- [Selected text]
────────────────────────────────────────

- Conference: Independent
- Record: 2–9
- Head coach: Carl Torbush (1st season);
- Offensive coordinator: Mike O'Cain (1st season)
- Defensive coordinator: Billy Taylor (1st season)
- Home stadium: Kermit Tipton Stadium

= 2015 East Tennessee State Buccaneers football team =

American college football season

The 2015 East Tennessee State Buccaneers football team represented East Tennessee State University in the 2015 NCAA Division I FCS football season. They were led by first-year head coach Carl Torbush. The 2015 season was their first season since 2003, when the program was discontinued. They played their home games at Kermit Tipton Stadium, located on the campus of Science Hill High School. For the 2015 season, the Buccaneers were classified as an FCS independent school, meaning they had no athletic conference affiliation in football for the season. However, they will become football members of the Southern Conference in 2016, a league that ETSU rejoined for non-football sports in 2014 after a nine-year absence. They finished the season 2–9 with wins over Warner and Kentucky Wesleyan.

────────────────────────────────────────

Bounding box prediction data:
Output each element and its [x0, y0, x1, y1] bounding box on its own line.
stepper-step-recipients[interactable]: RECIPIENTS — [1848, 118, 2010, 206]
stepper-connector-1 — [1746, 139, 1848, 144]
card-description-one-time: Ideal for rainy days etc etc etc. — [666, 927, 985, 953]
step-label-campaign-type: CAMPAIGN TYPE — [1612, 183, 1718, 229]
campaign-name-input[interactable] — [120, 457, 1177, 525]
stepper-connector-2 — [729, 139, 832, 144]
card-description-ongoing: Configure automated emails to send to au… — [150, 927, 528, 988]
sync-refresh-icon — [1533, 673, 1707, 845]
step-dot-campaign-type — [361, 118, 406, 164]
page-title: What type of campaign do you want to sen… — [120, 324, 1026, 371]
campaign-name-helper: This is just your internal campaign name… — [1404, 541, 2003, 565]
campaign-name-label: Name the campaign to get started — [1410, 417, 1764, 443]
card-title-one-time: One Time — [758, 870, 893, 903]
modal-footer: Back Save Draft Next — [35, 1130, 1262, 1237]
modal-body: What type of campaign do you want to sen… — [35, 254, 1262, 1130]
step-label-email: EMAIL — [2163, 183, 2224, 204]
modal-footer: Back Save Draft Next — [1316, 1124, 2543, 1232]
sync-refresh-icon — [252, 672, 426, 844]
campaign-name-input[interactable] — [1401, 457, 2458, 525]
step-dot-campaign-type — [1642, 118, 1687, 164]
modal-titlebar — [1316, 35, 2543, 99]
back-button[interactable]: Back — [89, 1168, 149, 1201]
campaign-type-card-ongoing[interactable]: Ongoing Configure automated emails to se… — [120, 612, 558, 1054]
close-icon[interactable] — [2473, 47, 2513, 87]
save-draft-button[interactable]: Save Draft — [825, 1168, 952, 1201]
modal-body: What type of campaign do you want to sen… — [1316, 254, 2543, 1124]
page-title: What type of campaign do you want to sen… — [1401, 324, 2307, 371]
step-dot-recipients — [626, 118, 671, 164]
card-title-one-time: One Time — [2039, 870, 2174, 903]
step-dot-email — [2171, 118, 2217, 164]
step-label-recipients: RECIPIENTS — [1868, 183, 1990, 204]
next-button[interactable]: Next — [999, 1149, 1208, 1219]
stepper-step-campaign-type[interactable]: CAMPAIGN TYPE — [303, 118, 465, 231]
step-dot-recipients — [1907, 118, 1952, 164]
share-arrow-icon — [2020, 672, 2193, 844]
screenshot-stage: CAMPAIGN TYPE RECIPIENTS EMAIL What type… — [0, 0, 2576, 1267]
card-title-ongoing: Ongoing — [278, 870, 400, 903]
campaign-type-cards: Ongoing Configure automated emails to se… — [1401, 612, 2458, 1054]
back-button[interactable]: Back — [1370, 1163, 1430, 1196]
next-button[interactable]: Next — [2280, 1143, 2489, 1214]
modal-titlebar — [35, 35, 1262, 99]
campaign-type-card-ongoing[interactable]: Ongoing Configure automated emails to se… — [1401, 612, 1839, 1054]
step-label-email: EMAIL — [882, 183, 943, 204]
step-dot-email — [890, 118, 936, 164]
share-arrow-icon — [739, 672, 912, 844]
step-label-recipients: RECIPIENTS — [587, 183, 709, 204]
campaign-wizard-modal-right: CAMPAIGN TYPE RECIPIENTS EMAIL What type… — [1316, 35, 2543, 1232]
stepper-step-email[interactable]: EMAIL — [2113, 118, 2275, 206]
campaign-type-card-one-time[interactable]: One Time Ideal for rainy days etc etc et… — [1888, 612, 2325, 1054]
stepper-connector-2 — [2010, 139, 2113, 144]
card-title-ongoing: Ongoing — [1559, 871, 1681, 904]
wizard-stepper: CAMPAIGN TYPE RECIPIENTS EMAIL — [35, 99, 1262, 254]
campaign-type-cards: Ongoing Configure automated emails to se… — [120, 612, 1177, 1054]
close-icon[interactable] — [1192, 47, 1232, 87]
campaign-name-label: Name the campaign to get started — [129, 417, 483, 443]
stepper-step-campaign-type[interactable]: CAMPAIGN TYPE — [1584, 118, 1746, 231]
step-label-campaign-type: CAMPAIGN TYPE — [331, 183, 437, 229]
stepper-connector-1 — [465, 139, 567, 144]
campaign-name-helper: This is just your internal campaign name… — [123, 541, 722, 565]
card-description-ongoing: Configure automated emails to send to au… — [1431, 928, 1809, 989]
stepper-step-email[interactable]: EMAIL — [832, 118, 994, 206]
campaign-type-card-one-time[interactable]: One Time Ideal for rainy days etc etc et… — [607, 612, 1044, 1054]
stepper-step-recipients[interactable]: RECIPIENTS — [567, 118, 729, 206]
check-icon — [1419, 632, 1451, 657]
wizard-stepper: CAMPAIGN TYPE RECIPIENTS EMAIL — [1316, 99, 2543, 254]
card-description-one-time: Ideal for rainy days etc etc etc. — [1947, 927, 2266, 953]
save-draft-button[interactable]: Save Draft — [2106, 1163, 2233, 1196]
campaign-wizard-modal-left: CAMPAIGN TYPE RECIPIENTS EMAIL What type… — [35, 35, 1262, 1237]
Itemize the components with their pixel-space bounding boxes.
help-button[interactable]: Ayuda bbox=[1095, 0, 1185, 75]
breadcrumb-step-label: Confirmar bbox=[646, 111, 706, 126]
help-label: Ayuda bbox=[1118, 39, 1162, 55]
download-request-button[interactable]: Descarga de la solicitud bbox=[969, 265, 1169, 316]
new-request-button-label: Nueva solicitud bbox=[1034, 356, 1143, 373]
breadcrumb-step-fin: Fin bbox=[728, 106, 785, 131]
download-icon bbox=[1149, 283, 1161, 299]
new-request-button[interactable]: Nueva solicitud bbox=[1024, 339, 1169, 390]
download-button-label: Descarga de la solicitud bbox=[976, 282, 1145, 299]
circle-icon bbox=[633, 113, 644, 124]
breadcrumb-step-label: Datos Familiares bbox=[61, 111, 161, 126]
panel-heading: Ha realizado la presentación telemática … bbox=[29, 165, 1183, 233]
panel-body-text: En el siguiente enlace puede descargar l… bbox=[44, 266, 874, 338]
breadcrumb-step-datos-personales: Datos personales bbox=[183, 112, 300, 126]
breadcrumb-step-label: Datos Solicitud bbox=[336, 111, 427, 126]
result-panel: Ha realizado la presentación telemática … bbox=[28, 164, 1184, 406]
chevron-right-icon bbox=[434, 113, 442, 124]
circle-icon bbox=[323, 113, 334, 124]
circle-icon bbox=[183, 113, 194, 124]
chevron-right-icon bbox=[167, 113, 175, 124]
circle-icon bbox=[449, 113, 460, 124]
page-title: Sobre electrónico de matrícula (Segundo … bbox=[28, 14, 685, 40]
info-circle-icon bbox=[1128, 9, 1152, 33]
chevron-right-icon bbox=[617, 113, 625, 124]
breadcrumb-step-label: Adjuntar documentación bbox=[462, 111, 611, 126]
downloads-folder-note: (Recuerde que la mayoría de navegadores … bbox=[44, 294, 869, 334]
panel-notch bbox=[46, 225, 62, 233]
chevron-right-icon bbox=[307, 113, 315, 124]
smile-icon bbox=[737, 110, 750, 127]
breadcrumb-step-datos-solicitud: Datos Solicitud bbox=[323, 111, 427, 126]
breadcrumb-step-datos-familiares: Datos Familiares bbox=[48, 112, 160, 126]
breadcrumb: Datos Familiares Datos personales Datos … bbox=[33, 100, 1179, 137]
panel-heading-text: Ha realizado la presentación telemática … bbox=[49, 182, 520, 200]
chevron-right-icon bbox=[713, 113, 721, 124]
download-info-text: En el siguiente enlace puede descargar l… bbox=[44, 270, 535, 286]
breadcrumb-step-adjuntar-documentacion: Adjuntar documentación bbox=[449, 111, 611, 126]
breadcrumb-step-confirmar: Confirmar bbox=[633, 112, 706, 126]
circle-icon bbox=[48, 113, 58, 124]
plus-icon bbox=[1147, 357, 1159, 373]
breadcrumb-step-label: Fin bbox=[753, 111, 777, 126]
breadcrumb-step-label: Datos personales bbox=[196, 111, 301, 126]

────────────────────────────────────────

- [Work task]
Answer these questions from the text on the 2015 East Tennessee State football team:
1. Who was the team's defensive coordinator?
2. On which school's campus is Kermit Tipton Stadium located?
3. Which two opponents did the team defeat that season?

- [Solved exercise]
1. Billy Taylor
2. Science Hill High School
3. Warner and Kentucky Wesleyan